### Problem to work on
In the listing, rewrite the stretch from the line containing "List UI elements" through the line containing "answer-line: 二、1. hurts", switching "warm clothes" to "thick clothes" and keeping everything else unchanged. Leave the pictures out of your answer.

### Input material
============

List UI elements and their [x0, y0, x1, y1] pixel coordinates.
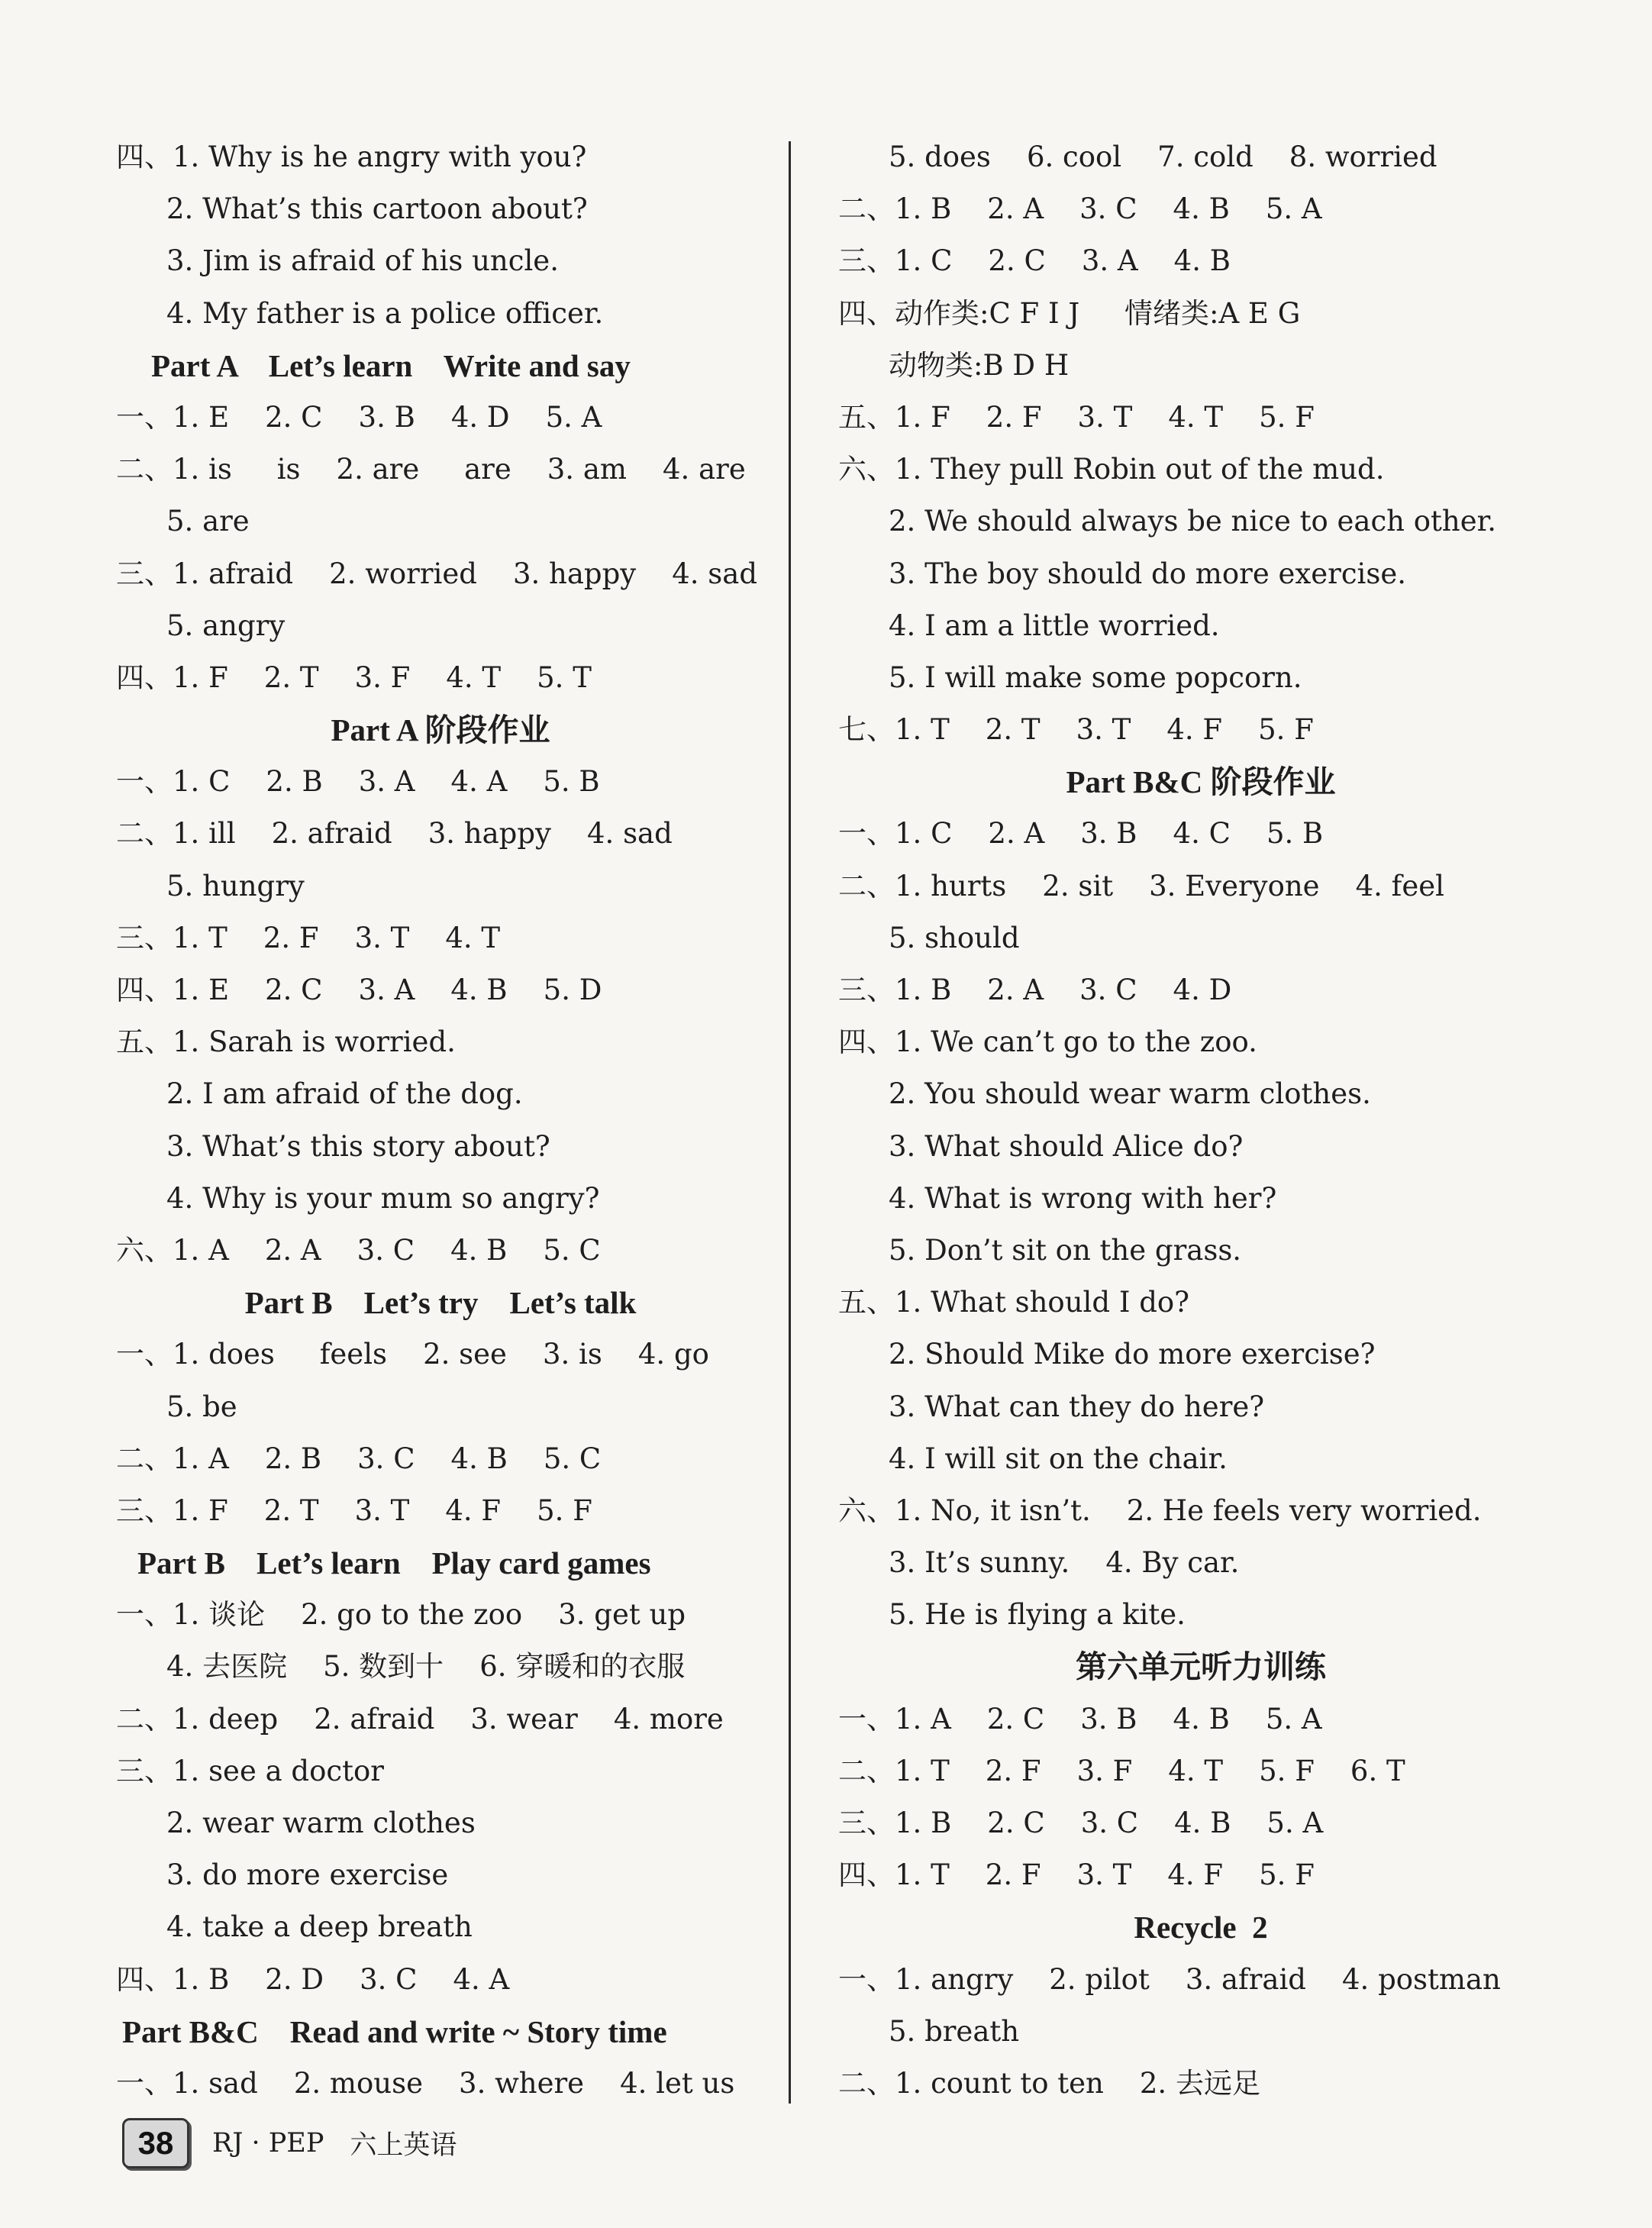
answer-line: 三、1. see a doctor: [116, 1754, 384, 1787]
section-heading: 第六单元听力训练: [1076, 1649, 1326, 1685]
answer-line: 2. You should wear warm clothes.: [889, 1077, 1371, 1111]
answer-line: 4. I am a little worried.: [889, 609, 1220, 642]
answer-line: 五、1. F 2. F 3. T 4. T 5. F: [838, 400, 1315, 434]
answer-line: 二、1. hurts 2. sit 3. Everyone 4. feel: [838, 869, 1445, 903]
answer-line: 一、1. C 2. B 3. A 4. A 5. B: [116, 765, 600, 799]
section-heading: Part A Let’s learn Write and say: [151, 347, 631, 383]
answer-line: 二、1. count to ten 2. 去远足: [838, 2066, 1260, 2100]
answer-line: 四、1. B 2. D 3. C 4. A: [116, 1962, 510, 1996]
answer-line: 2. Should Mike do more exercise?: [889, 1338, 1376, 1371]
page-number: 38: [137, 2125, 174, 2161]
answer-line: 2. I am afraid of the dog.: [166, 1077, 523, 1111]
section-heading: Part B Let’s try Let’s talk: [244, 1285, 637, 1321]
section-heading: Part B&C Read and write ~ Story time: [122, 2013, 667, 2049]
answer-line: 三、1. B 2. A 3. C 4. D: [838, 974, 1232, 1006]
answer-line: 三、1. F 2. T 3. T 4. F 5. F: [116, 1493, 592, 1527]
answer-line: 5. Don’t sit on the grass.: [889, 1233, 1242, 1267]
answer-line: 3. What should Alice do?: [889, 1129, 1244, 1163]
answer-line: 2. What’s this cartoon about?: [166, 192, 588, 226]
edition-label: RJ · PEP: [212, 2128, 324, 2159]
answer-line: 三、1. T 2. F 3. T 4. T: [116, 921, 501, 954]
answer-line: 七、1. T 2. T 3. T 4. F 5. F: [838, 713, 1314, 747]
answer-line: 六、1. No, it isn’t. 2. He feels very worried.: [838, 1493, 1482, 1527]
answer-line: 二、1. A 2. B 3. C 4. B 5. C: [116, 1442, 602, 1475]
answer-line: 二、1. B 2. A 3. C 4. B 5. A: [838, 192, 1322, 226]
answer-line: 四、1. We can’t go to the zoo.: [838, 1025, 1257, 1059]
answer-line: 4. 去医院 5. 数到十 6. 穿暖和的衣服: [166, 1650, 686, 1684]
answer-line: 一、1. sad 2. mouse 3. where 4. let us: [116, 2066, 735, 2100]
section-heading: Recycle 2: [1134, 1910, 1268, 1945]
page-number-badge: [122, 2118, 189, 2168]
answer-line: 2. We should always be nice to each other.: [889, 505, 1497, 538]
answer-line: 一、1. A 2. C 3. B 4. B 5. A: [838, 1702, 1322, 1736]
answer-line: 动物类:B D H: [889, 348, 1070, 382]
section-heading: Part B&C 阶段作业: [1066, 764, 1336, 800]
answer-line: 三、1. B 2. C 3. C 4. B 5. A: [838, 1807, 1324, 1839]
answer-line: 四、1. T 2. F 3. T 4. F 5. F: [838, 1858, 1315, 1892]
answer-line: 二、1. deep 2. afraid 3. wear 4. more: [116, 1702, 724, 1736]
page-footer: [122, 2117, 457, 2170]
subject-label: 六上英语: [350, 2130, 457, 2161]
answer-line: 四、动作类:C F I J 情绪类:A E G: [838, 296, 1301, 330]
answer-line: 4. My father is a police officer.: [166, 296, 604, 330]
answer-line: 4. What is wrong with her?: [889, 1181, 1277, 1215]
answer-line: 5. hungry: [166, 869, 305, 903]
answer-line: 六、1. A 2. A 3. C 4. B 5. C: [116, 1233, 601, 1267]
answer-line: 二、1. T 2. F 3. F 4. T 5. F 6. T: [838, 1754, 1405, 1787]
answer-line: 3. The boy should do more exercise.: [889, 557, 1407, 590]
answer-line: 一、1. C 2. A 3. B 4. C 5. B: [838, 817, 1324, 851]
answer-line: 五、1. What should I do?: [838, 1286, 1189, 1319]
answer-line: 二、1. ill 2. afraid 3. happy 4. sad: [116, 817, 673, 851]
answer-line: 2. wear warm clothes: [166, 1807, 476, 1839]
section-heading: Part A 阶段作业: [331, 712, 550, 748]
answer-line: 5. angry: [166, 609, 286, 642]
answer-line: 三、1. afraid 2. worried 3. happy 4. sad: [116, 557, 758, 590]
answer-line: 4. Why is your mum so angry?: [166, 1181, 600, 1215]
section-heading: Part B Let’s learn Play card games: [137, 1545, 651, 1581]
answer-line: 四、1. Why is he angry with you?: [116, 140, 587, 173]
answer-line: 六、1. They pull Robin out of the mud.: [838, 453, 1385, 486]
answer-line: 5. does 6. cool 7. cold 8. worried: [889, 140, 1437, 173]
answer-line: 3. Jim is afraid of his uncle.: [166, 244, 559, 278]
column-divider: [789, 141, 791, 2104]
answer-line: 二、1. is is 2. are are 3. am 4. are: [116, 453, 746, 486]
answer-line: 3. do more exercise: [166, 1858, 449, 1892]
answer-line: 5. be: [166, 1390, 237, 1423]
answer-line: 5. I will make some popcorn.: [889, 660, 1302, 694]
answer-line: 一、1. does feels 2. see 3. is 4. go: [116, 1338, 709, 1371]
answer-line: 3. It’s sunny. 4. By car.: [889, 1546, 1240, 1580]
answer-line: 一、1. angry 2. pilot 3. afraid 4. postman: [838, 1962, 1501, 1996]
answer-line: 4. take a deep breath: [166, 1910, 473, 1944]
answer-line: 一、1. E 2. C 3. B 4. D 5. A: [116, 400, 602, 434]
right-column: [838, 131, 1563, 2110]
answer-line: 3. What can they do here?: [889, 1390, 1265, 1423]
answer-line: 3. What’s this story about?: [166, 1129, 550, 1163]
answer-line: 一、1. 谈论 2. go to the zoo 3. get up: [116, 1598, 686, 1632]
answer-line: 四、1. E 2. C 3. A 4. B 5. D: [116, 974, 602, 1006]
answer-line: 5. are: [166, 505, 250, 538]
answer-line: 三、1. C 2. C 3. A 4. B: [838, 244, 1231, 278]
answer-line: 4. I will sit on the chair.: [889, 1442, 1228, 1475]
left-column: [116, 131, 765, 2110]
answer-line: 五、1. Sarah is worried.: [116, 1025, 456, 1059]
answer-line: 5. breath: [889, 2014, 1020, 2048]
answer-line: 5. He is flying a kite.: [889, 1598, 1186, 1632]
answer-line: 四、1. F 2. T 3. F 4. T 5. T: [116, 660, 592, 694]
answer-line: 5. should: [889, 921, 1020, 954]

============

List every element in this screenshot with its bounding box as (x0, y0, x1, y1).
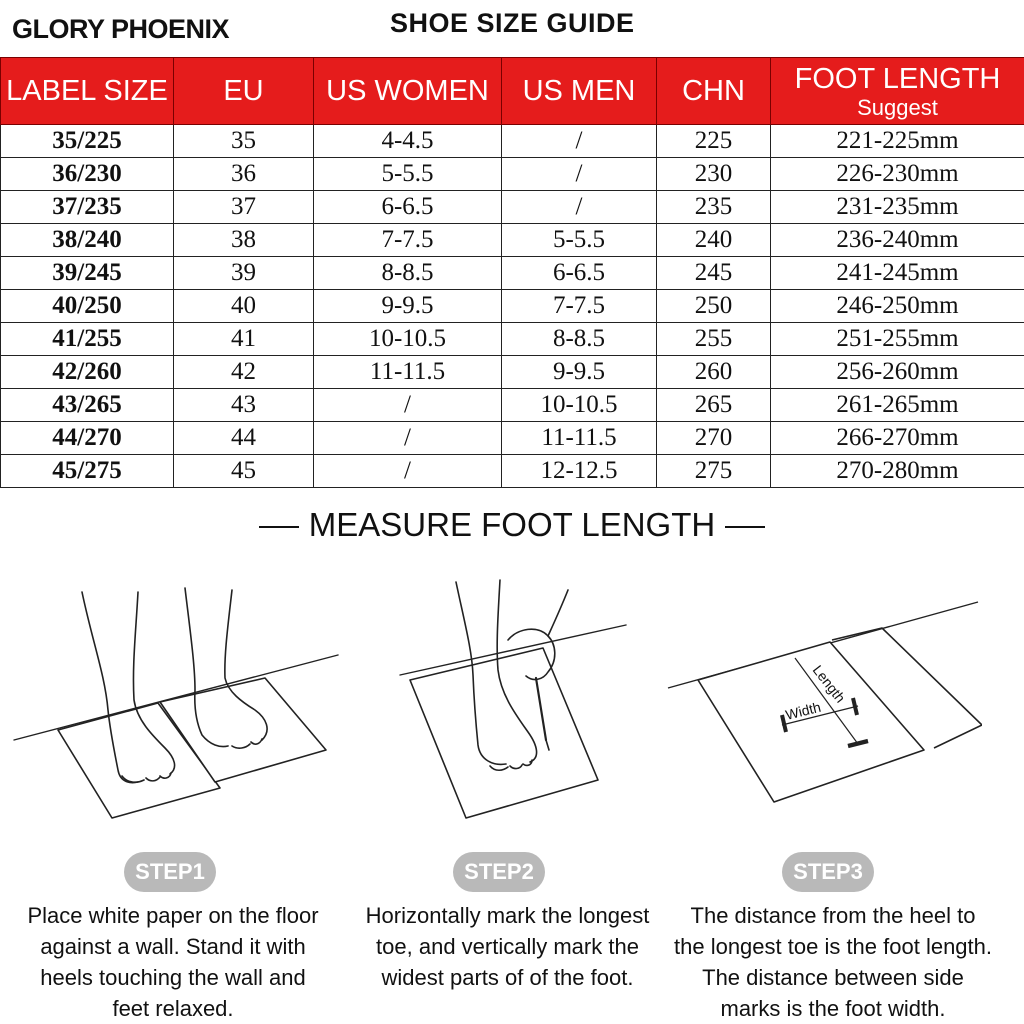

============

### Written solution
List UI elements and their [x0, y0, x1, y1] pixel coordinates.
answer-line: 三、1. see a doctor: [116, 1754, 384, 1787]
section-heading: 第六单元听力训练: [1076, 1649, 1326, 1685]
answer-line: 2. You should wear thick clothes.: [889, 1077, 1371, 1111]
answer-line: 4. I am a little worried.: [889, 609, 1220, 642]
answer-line: 五、1. F 2. F 3. T 4. T 5. F: [838, 400, 1315, 434]
answer-line: 二、1. hurts 2. sit 3. Everyone 4. feel: [838, 869, 1445, 903]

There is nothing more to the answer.